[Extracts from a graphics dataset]
* * * * *

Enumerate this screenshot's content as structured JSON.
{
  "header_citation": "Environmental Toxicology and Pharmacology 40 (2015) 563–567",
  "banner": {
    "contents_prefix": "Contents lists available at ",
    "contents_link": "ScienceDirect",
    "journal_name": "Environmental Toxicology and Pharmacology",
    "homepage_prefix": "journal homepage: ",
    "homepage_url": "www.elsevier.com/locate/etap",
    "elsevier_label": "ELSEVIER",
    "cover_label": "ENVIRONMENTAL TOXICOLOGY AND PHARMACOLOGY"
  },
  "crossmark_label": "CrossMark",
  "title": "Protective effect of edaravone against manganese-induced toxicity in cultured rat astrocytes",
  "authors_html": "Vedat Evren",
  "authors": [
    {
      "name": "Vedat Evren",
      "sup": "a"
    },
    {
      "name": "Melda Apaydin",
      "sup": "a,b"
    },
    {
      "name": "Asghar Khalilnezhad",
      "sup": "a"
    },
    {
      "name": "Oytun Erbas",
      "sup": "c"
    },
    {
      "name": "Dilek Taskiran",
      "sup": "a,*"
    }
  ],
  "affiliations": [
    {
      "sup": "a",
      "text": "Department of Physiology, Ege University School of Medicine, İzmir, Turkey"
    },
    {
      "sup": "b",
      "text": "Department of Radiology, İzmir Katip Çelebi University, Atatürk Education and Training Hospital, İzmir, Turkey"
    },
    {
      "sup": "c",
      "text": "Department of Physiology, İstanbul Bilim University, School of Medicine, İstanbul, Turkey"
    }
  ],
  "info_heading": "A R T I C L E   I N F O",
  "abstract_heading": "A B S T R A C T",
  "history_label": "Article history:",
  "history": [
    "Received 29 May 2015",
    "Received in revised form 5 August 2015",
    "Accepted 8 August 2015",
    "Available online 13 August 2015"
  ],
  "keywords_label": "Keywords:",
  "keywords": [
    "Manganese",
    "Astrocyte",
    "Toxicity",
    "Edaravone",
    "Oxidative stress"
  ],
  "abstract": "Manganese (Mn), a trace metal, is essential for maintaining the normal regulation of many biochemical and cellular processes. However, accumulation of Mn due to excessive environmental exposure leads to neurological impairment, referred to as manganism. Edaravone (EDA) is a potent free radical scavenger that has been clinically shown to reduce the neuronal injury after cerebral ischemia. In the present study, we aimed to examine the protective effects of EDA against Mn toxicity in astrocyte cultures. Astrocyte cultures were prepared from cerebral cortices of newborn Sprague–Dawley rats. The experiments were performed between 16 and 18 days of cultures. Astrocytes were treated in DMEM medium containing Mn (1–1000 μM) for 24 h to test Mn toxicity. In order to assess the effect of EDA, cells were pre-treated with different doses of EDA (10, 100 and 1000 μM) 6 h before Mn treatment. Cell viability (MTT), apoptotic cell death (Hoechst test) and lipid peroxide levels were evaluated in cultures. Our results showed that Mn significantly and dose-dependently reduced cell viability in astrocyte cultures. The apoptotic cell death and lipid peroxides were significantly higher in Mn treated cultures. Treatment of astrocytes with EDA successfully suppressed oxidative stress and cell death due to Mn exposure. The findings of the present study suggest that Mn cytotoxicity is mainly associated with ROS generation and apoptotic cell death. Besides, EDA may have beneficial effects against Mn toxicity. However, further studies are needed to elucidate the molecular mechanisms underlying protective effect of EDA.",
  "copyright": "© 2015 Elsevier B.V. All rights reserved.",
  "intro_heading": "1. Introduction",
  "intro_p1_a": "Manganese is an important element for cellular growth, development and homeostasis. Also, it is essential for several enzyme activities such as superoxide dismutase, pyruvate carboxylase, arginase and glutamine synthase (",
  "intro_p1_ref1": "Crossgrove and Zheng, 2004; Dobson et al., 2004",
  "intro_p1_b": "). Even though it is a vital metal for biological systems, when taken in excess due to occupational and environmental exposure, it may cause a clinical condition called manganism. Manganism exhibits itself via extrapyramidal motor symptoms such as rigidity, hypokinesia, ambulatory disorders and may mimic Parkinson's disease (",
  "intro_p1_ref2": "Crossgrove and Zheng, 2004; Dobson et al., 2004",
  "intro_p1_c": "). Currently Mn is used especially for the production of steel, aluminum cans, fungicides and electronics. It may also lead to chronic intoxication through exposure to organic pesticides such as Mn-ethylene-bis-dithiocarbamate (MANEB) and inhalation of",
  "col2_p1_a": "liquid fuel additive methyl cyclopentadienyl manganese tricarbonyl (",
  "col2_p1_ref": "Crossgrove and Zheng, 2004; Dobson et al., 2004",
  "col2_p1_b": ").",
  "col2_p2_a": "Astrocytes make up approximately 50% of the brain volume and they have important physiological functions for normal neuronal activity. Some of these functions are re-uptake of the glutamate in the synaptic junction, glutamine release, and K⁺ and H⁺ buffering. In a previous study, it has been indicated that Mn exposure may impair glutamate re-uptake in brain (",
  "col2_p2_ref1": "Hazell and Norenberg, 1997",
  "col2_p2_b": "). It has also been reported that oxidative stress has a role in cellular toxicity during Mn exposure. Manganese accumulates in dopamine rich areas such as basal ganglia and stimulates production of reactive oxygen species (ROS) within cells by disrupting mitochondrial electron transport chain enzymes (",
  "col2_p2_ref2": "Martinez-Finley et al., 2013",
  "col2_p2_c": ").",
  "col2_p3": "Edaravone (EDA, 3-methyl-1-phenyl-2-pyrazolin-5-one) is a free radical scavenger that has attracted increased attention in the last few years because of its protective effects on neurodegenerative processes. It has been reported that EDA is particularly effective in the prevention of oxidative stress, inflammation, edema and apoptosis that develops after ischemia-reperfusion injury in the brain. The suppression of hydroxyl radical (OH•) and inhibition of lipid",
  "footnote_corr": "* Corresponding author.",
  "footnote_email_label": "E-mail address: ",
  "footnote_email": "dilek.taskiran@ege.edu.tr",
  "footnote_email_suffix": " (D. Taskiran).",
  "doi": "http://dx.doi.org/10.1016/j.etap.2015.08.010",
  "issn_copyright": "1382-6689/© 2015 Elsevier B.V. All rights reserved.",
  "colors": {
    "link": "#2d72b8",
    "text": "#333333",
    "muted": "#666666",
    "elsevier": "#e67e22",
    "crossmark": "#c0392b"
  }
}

* * * * *

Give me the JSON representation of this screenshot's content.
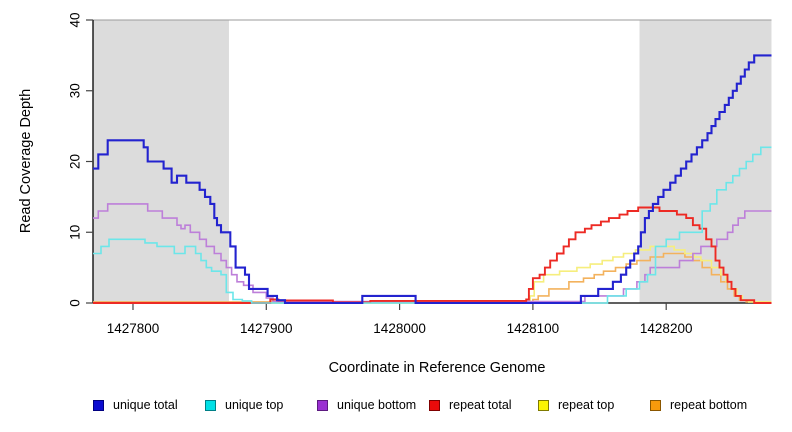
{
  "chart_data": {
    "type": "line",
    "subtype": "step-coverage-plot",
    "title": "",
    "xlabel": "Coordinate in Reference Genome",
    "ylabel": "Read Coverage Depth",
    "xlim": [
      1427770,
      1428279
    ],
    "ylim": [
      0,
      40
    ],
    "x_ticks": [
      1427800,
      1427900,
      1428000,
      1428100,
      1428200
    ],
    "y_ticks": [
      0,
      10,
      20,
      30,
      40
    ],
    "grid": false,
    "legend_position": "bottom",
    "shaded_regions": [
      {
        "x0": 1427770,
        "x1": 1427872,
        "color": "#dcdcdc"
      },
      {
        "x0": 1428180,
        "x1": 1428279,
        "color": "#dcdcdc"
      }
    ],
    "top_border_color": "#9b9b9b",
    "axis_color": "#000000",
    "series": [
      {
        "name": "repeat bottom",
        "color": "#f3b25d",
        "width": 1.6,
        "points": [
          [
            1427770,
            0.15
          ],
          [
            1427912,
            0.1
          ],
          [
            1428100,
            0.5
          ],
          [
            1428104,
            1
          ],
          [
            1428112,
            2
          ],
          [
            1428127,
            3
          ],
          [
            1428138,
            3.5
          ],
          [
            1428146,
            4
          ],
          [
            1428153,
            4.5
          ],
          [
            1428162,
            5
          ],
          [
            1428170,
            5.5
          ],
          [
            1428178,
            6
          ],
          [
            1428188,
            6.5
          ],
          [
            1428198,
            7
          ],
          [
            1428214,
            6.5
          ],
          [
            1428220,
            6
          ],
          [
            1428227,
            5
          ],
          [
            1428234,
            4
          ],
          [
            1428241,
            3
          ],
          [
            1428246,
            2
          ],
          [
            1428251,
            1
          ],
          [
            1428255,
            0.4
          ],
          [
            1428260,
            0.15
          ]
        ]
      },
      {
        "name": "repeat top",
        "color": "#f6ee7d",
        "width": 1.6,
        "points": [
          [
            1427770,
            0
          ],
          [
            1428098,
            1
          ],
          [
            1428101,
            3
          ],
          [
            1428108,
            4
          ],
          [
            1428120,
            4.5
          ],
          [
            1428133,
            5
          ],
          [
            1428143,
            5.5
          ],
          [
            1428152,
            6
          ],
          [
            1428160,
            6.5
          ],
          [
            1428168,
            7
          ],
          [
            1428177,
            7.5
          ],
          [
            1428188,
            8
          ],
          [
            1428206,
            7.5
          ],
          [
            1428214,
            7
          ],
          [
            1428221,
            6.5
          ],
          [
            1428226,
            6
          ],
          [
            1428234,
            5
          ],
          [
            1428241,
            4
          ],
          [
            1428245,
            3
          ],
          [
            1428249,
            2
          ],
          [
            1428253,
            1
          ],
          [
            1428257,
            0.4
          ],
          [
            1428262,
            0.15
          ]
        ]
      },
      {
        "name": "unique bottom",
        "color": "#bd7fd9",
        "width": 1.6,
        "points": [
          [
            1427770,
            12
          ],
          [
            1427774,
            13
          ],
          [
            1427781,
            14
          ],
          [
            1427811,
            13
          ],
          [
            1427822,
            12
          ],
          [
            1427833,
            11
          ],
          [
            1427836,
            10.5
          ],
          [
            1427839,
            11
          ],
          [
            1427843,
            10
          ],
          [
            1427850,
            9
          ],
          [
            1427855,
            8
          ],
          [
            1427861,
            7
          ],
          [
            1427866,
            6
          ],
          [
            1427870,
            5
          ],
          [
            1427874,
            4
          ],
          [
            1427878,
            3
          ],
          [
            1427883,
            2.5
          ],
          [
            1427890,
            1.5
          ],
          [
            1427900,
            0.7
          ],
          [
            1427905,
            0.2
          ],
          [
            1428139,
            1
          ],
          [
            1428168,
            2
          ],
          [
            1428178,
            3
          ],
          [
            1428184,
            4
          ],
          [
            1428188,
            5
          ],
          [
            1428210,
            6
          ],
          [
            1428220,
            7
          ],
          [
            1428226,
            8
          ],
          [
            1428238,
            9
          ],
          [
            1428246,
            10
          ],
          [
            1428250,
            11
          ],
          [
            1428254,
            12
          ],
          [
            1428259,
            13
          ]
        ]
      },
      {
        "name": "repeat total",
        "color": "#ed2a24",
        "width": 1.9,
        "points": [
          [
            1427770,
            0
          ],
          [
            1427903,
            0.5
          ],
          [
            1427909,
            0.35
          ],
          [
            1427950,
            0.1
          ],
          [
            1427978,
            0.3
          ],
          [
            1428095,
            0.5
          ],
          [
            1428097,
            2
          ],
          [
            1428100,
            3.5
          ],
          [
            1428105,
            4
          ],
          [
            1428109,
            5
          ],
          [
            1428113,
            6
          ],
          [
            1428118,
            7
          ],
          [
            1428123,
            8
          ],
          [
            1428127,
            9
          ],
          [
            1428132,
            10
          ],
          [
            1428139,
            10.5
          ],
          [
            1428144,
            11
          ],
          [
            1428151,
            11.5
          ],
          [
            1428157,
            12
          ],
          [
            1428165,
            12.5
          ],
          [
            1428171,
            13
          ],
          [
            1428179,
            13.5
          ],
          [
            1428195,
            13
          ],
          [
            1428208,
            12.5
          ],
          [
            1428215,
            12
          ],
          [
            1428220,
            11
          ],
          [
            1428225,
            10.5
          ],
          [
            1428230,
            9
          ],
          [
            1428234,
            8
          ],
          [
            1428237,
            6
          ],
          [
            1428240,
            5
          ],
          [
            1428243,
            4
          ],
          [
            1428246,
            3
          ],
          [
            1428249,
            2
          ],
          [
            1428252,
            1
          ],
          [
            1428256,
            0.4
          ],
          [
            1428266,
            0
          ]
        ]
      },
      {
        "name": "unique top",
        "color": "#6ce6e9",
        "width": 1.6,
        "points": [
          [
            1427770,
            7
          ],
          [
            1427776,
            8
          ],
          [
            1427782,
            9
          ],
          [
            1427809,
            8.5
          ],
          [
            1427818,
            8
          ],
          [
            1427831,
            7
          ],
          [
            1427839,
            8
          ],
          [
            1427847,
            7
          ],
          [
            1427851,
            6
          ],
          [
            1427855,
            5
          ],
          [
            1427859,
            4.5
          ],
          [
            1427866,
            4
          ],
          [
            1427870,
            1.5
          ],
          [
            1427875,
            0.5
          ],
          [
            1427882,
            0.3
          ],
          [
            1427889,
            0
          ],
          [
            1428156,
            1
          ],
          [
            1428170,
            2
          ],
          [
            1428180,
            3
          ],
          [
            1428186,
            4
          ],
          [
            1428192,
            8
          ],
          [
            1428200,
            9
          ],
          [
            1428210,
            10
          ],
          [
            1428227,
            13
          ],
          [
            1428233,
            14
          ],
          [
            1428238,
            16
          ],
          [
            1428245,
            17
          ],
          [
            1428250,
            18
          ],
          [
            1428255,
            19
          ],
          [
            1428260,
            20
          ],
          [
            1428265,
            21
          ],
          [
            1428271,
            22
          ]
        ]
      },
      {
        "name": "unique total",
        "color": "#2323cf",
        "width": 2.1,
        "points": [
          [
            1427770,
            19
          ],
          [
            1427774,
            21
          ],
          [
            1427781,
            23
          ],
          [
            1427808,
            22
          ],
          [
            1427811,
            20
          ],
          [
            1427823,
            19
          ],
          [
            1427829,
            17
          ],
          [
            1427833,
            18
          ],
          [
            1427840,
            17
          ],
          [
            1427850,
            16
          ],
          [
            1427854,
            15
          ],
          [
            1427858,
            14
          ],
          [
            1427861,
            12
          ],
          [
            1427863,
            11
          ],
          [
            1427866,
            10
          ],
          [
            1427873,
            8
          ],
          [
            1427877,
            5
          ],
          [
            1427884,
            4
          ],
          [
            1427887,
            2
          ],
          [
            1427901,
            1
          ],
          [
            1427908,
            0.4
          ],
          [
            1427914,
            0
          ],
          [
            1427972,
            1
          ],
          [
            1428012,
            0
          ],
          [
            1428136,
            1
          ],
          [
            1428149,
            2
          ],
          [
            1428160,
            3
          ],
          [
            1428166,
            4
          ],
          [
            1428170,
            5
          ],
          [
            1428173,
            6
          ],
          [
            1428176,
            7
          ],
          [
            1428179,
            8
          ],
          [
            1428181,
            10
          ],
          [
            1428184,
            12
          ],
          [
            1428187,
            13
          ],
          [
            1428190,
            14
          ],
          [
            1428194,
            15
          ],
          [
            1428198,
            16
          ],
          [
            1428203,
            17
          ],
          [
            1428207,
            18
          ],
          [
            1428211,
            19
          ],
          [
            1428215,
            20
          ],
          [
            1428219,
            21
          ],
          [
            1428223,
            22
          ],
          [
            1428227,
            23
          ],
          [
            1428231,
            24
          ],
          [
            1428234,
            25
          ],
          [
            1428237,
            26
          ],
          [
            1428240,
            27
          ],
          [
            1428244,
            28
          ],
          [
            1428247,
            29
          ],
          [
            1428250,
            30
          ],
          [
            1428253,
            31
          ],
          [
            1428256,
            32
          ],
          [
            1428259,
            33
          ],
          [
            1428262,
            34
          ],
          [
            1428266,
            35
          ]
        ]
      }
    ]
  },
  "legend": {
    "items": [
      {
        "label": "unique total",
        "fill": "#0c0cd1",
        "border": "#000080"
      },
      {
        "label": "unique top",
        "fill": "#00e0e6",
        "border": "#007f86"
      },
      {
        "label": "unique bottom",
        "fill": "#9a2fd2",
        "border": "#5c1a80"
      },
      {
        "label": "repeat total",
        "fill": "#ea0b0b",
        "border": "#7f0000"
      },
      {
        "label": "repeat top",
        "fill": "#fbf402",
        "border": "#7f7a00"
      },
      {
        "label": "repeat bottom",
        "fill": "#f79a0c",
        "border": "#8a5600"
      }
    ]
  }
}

* * * * *

■ Instructions for the task
The word "unique" appears in some lines above. Return every one of those lines.

■ Task output
        "name": "unique bottom",
        "name": "unique top",
        "name": "unique total",
        "label": "unique total",
        "label": "unique top",
        "label": "unique bottom",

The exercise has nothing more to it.